PROBLEM DESCRIPTION
Your task is to write out the complete listing exactly as it is shown.

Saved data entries
========================================
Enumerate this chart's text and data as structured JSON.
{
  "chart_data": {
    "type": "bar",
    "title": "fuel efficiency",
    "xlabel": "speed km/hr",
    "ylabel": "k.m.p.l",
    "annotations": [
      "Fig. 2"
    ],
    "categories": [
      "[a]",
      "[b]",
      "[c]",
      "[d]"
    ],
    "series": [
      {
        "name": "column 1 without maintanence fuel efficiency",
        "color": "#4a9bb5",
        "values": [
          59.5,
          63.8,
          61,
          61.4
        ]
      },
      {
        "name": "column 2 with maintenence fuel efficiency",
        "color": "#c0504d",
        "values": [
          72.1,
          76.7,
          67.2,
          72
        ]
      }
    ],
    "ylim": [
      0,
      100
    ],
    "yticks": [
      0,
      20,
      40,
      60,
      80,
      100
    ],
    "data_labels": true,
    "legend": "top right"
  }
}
========================================
SOLUTION TO THIS EXERCISE
Enumerate this chart's text and data as structured JSON.
{
  "chart_data": {
    "type": "bar",
    "title": "fuel efficiency",
    "xlabel": "speed km/hr",
    "ylabel": "k.m.p.l",
    "annotations": [
      "Fig. 2"
    ],
    "categories": [
      "[a]",
      "[b]",
      "[c]",
      "[d]"
    ],
    "series": [
      {
        "name": "column 1 without maintanence fuel efficiency",
        "color": "#4a9bb5",
        "values": [
          59.5,
          63.8,
          61,
          61.4
        ]
      },
      {
        "name": "column 2 with maintenence fuel efficiency",
        "color": "#c0504d",
        "values": [
          72.1,
          76.7,
          67.2,
          72
        ]
      }
    ],
    "ylim": [
      0,
      100
    ],
    "yticks": [
      0,
      20,
      40,
      60,
      80,
      100
    ],
    "data_labels": true,
    "legend": "top right"
  }
}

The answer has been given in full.